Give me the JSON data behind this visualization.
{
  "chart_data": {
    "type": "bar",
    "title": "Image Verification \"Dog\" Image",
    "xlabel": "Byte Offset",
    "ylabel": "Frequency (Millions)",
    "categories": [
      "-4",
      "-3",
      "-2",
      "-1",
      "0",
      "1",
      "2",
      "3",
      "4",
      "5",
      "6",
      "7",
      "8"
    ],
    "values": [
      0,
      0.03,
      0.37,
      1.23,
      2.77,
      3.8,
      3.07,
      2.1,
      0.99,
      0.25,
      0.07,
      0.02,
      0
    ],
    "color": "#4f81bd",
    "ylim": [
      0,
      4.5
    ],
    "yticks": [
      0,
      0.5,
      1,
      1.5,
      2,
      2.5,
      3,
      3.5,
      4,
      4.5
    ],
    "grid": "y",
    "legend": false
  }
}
= = = = = = =
Directions for this task – Nothing in the data may differ; print all of it exactly as written.

Answer to this task –
Give me the JSON data behind this visualization.
{
  "chart_data": {
    "type": "bar",
    "title": "Image Verification \"Dog\" Image",
    "xlabel": "Byte Offset",
    "ylabel": "Frequency (Millions)",
    "categories": [
      "-4",
      "-3",
      "-2",
      "-1",
      "0",
      "1",
      "2",
      "3",
      "4",
      "5",
      "6",
      "7",
      "8"
    ],
    "values": [
      0,
      0.03,
      0.37,
      1.23,
      2.77,
      3.8,
      3.07,
      2.1,
      0.99,
      0.25,
      0.07,
      0.02,
      0
    ],
    "color": "#4f81bd",
    "ylim": [
      0,
      4.5
    ],
    "yticks": [
      0,
      0.5,
      1,
      1.5,
      2,
      2.5,
      3,
      3.5,
      4,
      4.5
    ],
    "grid": "y",
    "legend": false
  }
}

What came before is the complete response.